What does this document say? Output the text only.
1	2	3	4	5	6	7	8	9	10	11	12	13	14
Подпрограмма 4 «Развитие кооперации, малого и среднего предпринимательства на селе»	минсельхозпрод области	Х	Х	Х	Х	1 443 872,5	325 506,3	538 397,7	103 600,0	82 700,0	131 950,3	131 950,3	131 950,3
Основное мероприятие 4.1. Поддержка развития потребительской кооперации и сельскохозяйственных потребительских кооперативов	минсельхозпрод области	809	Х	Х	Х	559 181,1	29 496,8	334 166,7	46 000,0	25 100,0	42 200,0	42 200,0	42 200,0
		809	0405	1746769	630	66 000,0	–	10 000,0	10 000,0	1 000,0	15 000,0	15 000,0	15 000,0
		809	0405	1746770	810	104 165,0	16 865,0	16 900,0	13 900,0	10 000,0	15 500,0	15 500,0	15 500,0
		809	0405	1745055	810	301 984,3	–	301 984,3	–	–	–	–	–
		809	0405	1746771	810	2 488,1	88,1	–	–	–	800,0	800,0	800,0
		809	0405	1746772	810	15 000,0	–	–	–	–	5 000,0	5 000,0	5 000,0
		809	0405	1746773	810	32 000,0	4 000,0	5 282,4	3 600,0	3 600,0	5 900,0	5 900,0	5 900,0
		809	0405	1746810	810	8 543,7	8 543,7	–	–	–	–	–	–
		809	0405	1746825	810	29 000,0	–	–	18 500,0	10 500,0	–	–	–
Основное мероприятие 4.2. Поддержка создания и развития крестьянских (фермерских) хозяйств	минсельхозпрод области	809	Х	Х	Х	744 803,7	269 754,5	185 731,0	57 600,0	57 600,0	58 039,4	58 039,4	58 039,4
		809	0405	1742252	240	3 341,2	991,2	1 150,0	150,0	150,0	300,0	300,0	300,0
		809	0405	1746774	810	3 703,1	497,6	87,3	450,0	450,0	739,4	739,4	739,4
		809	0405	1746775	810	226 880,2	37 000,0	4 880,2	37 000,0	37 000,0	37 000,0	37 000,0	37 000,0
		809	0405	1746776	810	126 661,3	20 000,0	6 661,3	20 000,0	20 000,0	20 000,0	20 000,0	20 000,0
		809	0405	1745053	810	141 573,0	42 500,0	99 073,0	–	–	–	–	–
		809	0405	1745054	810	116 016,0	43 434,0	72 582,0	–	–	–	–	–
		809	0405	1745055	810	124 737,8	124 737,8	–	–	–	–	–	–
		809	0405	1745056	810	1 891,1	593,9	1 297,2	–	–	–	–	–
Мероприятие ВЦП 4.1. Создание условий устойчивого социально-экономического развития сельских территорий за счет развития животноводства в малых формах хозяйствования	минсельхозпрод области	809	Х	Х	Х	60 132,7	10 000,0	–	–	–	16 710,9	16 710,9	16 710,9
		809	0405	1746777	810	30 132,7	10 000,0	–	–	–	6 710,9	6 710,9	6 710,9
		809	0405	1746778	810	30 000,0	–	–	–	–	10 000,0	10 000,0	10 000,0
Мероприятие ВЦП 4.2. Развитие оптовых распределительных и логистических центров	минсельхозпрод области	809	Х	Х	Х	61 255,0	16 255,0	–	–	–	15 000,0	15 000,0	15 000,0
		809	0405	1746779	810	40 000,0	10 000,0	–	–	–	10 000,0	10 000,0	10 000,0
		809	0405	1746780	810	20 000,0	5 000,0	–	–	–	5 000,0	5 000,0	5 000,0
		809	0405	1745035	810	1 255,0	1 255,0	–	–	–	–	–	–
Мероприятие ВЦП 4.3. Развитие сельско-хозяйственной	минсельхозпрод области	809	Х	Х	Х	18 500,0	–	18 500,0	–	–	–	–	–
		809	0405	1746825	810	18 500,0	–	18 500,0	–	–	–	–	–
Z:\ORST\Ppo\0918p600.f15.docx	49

==============================

WORK TO DO:
Copy every line of the listing where the word "кооперации" appears.

RESULT:
Подпрограмма 4 «Развитие кооперации, малого и среднего предпринимательства на селе»	минсельхозпрод области	Х	Х	Х	Х	1 443 872,5	325 506,3	538 397,7	103 600,0	82 700,0	131 950,3	131 950,3	131 950,3
Основное мероприятие 4.1. Поддержка развития потребительской кооперации и сельскохозяйственных потребительских кооперативов	минсельхозпрод области	809	Х	Х	Х	559 181,1	29 496,8	334 166,7	46 000,0	25 100,0	42 200,0	42 200,0	42 200,0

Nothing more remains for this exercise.